### Exercise brief
Wherever "letter" appears in a line, list that line.

### Data provided

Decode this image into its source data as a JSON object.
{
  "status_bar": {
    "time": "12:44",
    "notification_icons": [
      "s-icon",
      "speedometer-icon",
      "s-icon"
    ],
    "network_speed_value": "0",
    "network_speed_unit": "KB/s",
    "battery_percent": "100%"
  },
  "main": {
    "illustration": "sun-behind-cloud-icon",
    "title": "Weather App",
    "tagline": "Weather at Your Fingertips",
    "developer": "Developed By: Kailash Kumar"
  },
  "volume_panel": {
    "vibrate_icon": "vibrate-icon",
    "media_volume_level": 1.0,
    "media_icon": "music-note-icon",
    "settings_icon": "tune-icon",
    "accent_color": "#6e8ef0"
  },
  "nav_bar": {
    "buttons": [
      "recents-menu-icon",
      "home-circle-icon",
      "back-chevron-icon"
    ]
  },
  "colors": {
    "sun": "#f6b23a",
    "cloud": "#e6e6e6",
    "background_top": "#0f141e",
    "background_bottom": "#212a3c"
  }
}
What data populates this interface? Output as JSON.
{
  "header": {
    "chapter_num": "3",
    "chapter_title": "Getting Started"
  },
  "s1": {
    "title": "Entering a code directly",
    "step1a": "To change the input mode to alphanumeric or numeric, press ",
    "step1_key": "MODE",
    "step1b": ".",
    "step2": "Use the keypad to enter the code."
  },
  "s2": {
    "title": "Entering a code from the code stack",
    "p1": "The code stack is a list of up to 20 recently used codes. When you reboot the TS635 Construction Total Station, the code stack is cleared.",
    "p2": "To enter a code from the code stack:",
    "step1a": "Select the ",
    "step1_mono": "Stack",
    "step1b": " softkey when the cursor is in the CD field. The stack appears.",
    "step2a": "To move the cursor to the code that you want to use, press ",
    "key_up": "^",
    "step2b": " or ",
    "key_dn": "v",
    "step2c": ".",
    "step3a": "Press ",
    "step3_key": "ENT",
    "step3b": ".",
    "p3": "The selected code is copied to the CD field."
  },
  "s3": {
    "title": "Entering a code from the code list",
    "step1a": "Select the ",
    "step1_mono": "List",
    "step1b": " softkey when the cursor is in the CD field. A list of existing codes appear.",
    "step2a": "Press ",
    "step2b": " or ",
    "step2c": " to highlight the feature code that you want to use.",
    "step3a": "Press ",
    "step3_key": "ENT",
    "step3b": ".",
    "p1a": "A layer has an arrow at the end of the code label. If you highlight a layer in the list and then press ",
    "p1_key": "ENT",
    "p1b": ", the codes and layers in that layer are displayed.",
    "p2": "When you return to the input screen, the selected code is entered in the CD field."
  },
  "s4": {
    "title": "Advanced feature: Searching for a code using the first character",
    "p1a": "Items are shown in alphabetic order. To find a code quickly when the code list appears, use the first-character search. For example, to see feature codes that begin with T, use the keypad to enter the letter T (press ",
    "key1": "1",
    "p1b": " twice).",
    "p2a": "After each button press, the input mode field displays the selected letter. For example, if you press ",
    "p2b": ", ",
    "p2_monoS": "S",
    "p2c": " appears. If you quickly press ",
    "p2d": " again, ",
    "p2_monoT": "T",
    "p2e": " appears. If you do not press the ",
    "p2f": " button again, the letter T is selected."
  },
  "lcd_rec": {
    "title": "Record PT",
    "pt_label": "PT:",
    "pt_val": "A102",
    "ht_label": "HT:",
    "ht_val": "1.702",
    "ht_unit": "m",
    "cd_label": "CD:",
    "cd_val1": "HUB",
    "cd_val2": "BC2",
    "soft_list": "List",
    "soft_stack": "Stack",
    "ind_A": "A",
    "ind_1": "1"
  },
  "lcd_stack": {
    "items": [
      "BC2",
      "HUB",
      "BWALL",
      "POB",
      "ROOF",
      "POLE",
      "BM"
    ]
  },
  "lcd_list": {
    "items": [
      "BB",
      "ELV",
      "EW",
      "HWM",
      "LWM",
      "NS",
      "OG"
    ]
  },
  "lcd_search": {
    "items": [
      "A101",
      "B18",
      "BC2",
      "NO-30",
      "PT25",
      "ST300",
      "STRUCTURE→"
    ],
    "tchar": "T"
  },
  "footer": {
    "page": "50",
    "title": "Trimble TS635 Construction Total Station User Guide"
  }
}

### Output for this exercise
    "p1a": "Items are shown in alphabetic order. To find a code quickly when the code list appears, use the first-character search. For example, to see feature codes that begin with T, use the keypad to enter the letter T (press ",
    "p2a": "After each button press, the input mode field displays the selected letter. For example, if you press ",
    "p2f": " button again, the letter T is selected."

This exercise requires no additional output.